#### Data rows ####

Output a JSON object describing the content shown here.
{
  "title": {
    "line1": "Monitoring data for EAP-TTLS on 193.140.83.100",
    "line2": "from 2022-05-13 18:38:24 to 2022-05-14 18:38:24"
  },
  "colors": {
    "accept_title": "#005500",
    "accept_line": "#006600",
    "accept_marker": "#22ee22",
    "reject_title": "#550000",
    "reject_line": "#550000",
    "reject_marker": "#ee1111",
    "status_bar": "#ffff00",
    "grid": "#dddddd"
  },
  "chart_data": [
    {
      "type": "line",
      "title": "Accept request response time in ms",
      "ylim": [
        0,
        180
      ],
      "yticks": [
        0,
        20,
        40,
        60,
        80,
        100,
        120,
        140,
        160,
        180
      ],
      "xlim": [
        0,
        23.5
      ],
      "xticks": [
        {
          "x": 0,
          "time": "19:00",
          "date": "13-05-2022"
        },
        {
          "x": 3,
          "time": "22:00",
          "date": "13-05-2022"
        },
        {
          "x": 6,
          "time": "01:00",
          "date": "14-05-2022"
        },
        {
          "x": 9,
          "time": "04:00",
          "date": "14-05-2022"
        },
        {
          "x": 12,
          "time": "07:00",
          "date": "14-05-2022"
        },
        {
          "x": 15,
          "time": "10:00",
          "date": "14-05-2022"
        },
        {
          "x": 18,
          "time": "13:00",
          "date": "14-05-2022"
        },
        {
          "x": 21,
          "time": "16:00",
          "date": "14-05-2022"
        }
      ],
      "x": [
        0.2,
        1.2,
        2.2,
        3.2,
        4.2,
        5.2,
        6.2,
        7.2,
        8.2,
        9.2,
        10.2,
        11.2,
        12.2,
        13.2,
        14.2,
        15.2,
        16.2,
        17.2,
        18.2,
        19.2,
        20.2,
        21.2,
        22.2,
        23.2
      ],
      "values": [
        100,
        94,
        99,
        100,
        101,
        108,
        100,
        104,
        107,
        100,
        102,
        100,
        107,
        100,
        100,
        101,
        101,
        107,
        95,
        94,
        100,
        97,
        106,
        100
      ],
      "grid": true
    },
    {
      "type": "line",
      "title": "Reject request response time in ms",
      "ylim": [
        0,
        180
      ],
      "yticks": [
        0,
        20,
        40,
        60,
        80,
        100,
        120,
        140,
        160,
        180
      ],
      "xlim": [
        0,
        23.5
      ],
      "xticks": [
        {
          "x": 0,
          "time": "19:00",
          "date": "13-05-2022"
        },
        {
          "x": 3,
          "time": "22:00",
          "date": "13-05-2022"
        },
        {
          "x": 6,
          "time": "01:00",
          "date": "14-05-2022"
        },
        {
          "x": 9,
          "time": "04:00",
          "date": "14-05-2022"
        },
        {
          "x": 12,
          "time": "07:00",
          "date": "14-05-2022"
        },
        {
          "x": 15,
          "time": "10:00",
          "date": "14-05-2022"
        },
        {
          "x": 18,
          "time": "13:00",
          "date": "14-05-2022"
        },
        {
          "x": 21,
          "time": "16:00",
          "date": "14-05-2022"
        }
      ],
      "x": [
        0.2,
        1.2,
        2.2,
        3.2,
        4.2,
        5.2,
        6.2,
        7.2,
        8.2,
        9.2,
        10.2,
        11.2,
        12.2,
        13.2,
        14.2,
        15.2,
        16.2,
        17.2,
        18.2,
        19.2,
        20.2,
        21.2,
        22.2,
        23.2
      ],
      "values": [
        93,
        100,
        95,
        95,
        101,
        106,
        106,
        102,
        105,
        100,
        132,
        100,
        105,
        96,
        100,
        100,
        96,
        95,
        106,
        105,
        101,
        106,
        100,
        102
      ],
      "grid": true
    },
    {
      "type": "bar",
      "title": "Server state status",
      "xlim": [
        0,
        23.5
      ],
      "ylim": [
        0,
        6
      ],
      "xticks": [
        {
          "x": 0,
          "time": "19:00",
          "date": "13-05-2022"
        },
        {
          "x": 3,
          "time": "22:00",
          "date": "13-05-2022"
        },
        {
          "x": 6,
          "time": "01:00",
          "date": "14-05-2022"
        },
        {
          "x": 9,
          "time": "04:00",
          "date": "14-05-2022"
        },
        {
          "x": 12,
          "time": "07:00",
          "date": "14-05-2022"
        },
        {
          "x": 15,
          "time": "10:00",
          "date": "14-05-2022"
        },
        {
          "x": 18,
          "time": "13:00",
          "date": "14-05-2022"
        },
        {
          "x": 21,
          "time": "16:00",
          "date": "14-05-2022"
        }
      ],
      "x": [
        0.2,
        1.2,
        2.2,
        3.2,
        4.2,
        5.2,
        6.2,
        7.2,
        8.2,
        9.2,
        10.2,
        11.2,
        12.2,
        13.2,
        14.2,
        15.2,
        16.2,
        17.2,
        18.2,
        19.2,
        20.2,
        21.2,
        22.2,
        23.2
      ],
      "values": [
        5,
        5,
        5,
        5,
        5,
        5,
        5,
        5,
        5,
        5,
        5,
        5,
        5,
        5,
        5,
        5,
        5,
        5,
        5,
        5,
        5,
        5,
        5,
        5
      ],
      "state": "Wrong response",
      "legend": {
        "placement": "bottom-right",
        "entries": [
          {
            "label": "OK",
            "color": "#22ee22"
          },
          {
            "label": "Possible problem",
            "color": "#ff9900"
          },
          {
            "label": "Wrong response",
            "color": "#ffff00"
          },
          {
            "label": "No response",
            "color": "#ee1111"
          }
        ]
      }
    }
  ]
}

####

- **What you have to do**:
Repeat the records above exactly, from the first line to the last.

- **Problem solution**:
Output a JSON object describing the content shown here.
{
  "title": {
    "line1": "Monitoring data for EAP-TTLS on 193.140.83.100",
    "line2": "from 2022-05-13 18:38:24 to 2022-05-14 18:38:24"
  },
  "colors": {
    "accept_title": "#005500",
    "accept_line": "#006600",
    "accept_marker": "#22ee22",
    "reject_title": "#550000",
    "reject_line": "#550000",
    "reject_marker": "#ee1111",
    "status_bar": "#ffff00",
    "grid": "#dddddd"
  },
  "chart_data": [
    {
      "type": "line",
      "title": "Accept request response time in ms",
      "ylim": [
        0,
        180
      ],
      "yticks": [
        0,
        20,
        40,
        60,
        80,
        100,
        120,
        140,
        160,
        180
      ],
      "xlim": [
        0,
        23.5
      ],
      "xticks": [
        {
          "x": 0,
          "time": "19:00",
          "date": "13-05-2022"
        },
        {
          "x": 3,
          "time": "22:00",
          "date": "13-05-2022"
        },
        {
          "x": 6,
          "time": "01:00",
          "date": "14-05-2022"
        },
        {
          "x": 9,
          "time": "04:00",
          "date": "14-05-2022"
        },
        {
          "x": 12,
          "time": "07:00",
          "date": "14-05-2022"
        },
        {
          "x": 15,
          "time": "10:00",
          "date": "14-05-2022"
        },
        {
          "x": 18,
          "time": "13:00",
          "date": "14-05-2022"
        },
        {
          "x": 21,
          "time": "16:00",
          "date": "14-05-2022"
        }
      ],
      "x": [
        0.2,
        1.2,
        2.2,
        3.2,
        4.2,
        5.2,
        6.2,
        7.2,
        8.2,
        9.2,
        10.2,
        11.2,
        12.2,
        13.2,
        14.2,
        15.2,
        16.2,
        17.2,
        18.2,
        19.2,
        20.2,
        21.2,
        22.2,
        23.2
      ],
      "values": [
        100,
        94,
        99,
        100,
        101,
        108,
        100,
        104,
        107,
        100,
        102,
        100,
        107,
        100,
        100,
        101,
        101,
        107,
        95,
        94,
        100,
        97,
        106,
        100
      ],
      "grid": true
    },
    {
      "type": "line",
      "title": "Reject request response time in ms",
      "ylim": [
        0,
        180
      ],
      "yticks": [
        0,
        20,
        40,
        60,
        80,
        100,
        120,
        140,
        160,
        180
      ],
      "xlim": [
        0,
        23.5
      ],
      "xticks": [
        {
          "x": 0,
          "time": "19:00",
          "date": "13-05-2022"
        },
        {
          "x": 3,
          "time": "22:00",
          "date": "13-05-2022"
        },
        {
          "x": 6,
          "time": "01:00",
          "date": "14-05-2022"
        },
        {
          "x": 9,
          "time": "04:00",
          "date": "14-05-2022"
        },
        {
          "x": 12,
          "time": "07:00",
          "date": "14-05-2022"
        },
        {
          "x": 15,
          "time": "10:00",
          "date": "14-05-2022"
        },
        {
          "x": 18,
          "time": "13:00",
          "date": "14-05-2022"
        },
        {
          "x": 21,
          "time": "16:00",
          "date": "14-05-2022"
        }
      ],
      "x": [
        0.2,
        1.2,
        2.2,
        3.2,
        4.2,
        5.2,
        6.2,
        7.2,
        8.2,
        9.2,
        10.2,
        11.2,
        12.2,
        13.2,
        14.2,
        15.2,
        16.2,
        17.2,
        18.2,
        19.2,
        20.2,
        21.2,
        22.2,
        23.2
      ],
      "values": [
        93,
        100,
        95,
        95,
        101,
        106,
        106,
        102,
        105,
        100,
        132,
        100,
        105,
        96,
        100,
        100,
        96,
        95,
        106,
        105,
        101,
        106,
        100,
        102
      ],
      "grid": true
    },
    {
      "type": "bar",
      "title": "Server state status",
      "xlim": [
        0,
        23.5
      ],
      "ylim": [
        0,
        6
      ],
      "xticks": [
        {
          "x": 0,
          "time": "19:00",
          "date": "13-05-2022"
        },
        {
          "x": 3,
          "time": "22:00",
          "date": "13-05-2022"
        },
        {
          "x": 6,
          "time": "01:00",
          "date": "14-05-2022"
        },
        {
          "x": 9,
          "time": "04:00",
          "date": "14-05-2022"
        },
        {
          "x": 12,
          "time": "07:00",
          "date": "14-05-2022"
        },
        {
          "x": 15,
          "time": "10:00",
          "date": "14-05-2022"
        },
        {
          "x": 18,
          "time": "13:00",
          "date": "14-05-2022"
        },
        {
          "x": 21,
          "time": "16:00",
          "date": "14-05-2022"
        }
      ],
      "x": [
        0.2,
        1.2,
        2.2,
        3.2,
        4.2,
        5.2,
        6.2,
        7.2,
        8.2,
        9.2,
        10.2,
        11.2,
        12.2,
        13.2,
        14.2,
        15.2,
        16.2,
        17.2,
        18.2,
        19.2,
        20.2,
        21.2,
        22.2,
        23.2
      ],
      "values": [
        5,
        5,
        5,
        5,
        5,
        5,
        5,
        5,
        5,
        5,
        5,
        5,
        5,
        5,
        5,
        5,
        5,
        5,
        5,
        5,
        5,
        5,
        5,
        5
      ],
      "state": "Wrong response",
      "legend": {
        "placement": "bottom-right",
        "entries": [
          {
            "label": "OK",
            "color": "#22ee22"
          },
          {
            "label": "Possible problem",
            "color": "#ff9900"
          },
          {
            "label": "Wrong response",
            "color": "#ffff00"
          },
          {
            "label": "No response",
            "color": "#ee1111"
          }
        ]
      }
    }
  ]
}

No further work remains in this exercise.